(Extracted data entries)

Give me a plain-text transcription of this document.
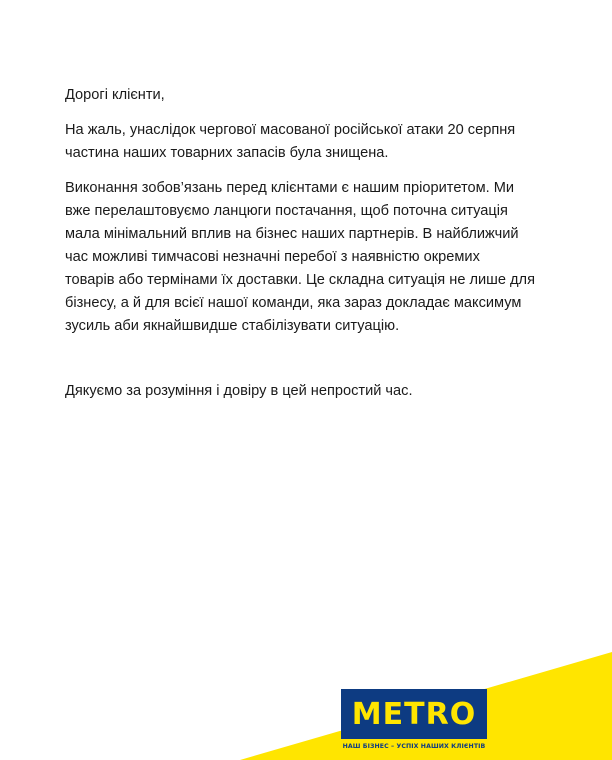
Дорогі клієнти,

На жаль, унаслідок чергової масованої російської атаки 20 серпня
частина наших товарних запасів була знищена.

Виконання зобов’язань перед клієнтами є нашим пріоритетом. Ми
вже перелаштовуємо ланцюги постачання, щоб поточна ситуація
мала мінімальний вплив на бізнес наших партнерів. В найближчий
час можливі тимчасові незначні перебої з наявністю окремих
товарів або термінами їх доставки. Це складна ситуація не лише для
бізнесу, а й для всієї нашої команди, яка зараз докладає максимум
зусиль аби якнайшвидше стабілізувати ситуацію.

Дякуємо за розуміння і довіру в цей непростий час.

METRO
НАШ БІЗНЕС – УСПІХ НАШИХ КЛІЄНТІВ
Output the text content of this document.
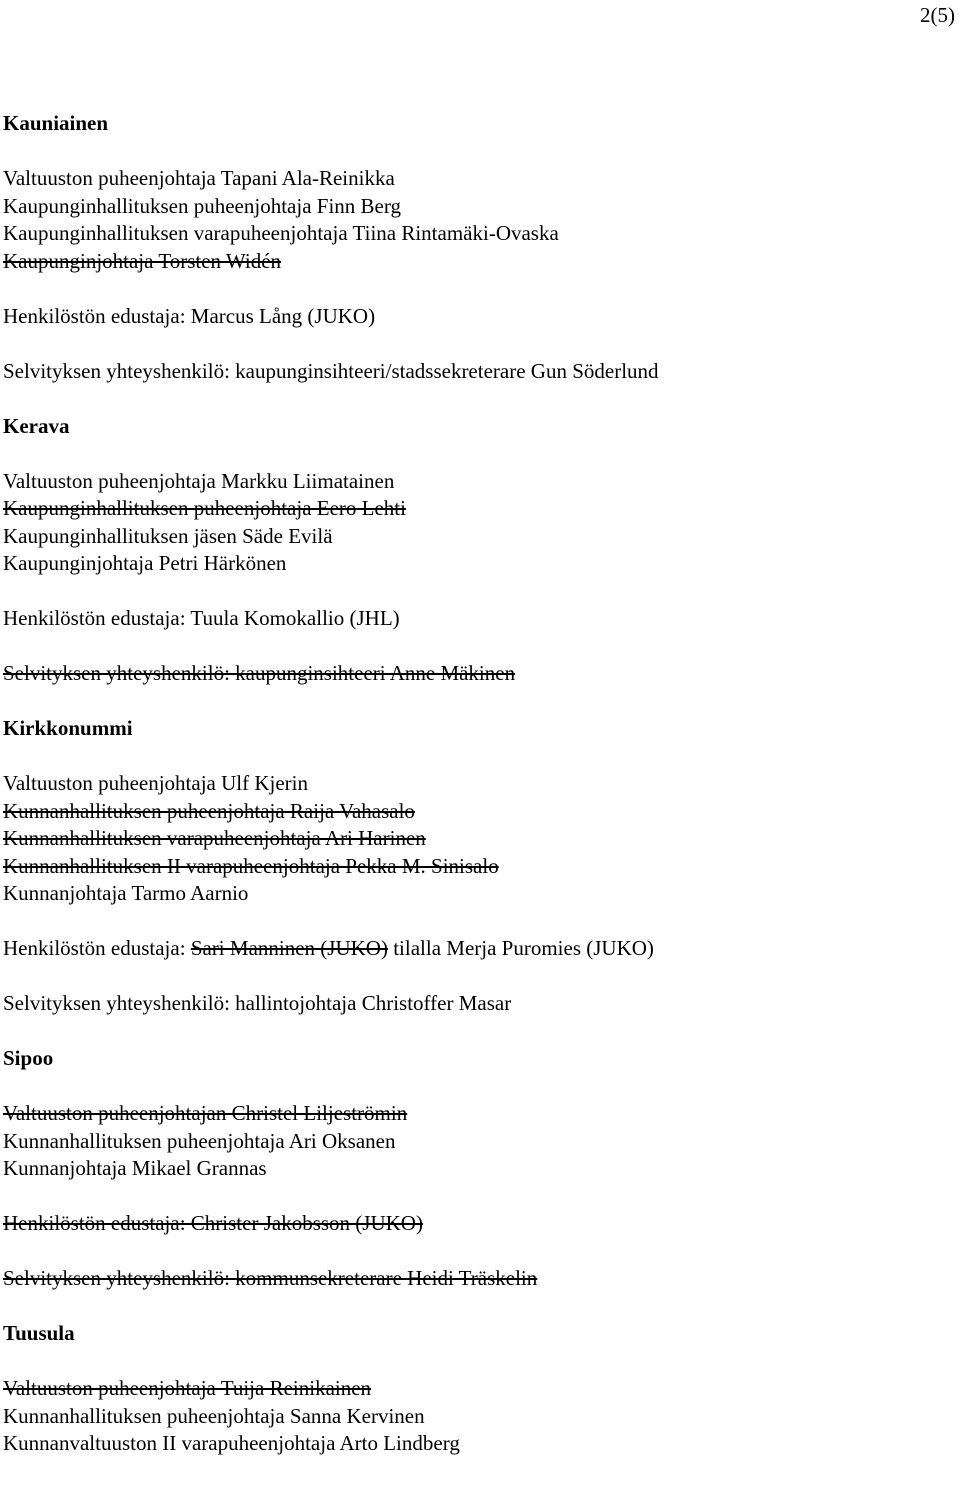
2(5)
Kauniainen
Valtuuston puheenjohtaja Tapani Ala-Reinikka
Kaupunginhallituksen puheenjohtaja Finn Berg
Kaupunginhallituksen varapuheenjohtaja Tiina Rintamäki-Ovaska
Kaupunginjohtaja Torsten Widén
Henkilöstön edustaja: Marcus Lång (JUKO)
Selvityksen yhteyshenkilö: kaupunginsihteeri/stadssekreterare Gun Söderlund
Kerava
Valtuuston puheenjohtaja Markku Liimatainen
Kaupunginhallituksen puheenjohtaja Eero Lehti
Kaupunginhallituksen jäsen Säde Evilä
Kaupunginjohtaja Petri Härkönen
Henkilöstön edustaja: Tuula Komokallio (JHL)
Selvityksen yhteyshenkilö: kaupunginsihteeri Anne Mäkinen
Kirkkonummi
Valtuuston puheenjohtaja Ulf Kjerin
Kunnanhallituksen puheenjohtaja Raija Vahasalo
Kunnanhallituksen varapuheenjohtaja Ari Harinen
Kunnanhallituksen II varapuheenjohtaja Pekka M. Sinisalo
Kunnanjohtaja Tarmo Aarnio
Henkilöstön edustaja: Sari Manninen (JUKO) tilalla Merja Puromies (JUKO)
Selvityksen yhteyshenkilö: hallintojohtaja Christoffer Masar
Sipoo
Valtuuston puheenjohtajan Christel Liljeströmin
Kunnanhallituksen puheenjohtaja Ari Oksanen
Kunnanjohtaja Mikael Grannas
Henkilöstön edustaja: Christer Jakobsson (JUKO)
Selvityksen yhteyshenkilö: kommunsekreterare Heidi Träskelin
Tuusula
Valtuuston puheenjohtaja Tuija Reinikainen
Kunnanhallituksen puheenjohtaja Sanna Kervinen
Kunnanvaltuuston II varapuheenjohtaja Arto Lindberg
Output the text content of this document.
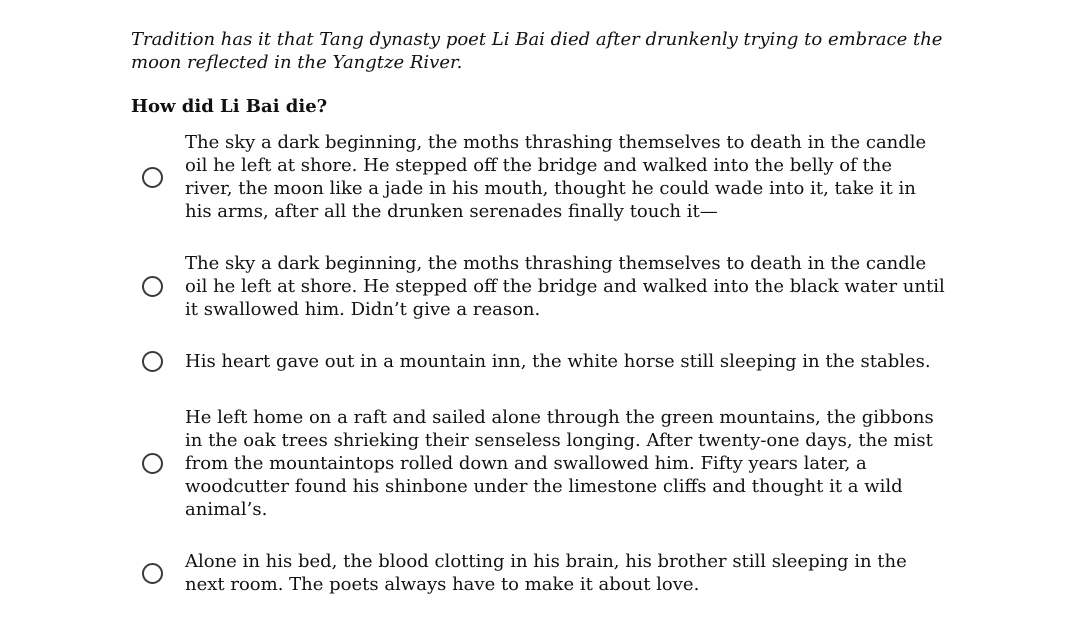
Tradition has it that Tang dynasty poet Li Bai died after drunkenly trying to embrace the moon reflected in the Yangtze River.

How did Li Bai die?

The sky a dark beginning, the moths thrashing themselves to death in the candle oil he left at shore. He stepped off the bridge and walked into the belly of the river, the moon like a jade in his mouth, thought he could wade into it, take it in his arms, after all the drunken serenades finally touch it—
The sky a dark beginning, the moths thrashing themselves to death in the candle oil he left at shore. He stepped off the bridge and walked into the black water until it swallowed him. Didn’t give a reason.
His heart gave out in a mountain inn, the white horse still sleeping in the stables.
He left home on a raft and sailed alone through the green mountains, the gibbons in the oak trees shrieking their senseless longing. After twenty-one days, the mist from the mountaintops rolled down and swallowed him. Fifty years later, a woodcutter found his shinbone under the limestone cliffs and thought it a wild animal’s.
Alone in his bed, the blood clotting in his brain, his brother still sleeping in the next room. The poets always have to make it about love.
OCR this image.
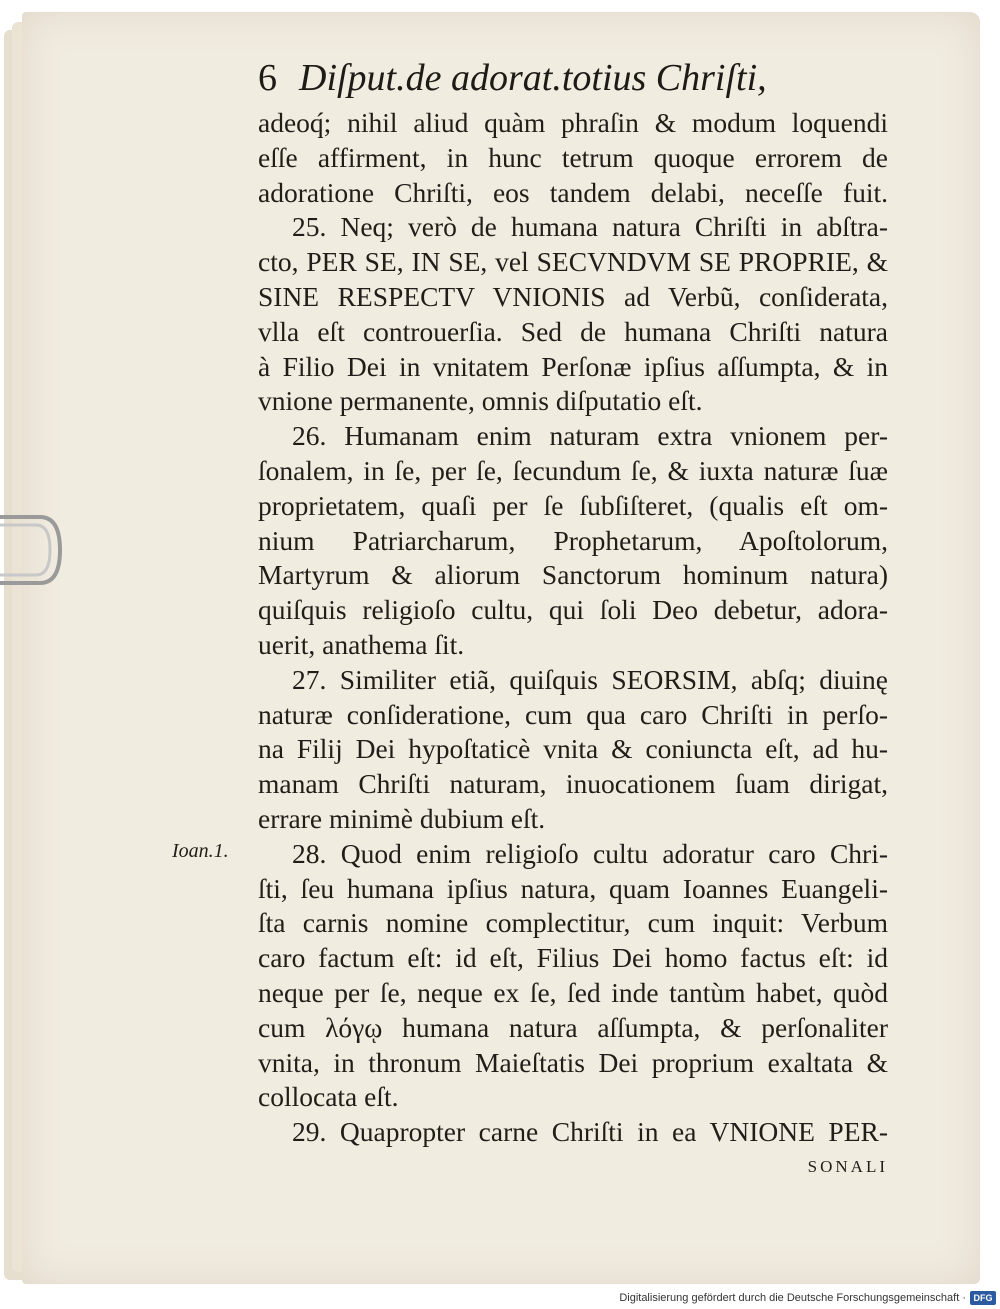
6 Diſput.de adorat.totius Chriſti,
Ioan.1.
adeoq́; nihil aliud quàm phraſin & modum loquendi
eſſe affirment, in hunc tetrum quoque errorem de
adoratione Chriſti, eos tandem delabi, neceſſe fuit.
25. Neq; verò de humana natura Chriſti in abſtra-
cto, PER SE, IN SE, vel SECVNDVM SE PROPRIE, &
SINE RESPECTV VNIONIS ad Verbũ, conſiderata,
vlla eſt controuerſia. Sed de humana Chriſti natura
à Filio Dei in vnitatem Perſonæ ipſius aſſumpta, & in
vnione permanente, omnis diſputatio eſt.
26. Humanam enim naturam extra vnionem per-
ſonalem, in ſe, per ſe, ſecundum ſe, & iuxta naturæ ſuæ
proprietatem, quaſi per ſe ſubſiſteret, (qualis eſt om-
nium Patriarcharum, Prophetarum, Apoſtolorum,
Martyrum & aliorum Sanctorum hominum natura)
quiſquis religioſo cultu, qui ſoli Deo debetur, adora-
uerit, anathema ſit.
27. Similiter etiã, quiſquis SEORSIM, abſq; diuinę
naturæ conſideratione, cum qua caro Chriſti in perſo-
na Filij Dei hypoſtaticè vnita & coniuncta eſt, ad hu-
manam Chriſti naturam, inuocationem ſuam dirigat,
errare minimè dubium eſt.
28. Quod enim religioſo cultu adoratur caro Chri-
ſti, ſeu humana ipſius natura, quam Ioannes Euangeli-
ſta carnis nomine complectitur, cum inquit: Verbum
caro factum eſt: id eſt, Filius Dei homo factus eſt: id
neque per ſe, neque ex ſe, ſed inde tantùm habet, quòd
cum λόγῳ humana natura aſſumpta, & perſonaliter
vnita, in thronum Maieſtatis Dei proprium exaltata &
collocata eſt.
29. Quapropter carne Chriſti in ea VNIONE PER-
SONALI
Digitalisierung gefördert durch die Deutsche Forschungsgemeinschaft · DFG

> **THE EXERCISE**
Where a line in the material contains "Selvityksen", copy that line.

> **EXERCISE OUTPUT**
Selvityksen yhteyshenkilö: kaupunginsihteeri/stadssekreterare Gun Söderlund
Selvityksen yhteyshenkilö: kaupunginsihteeri Anne Mäkinen
Selvityksen yhteyshenkilö: hallintojohtaja Christoffer Masar
Selvityksen yhteyshenkilö: kommunsekreterare Heidi Träskelin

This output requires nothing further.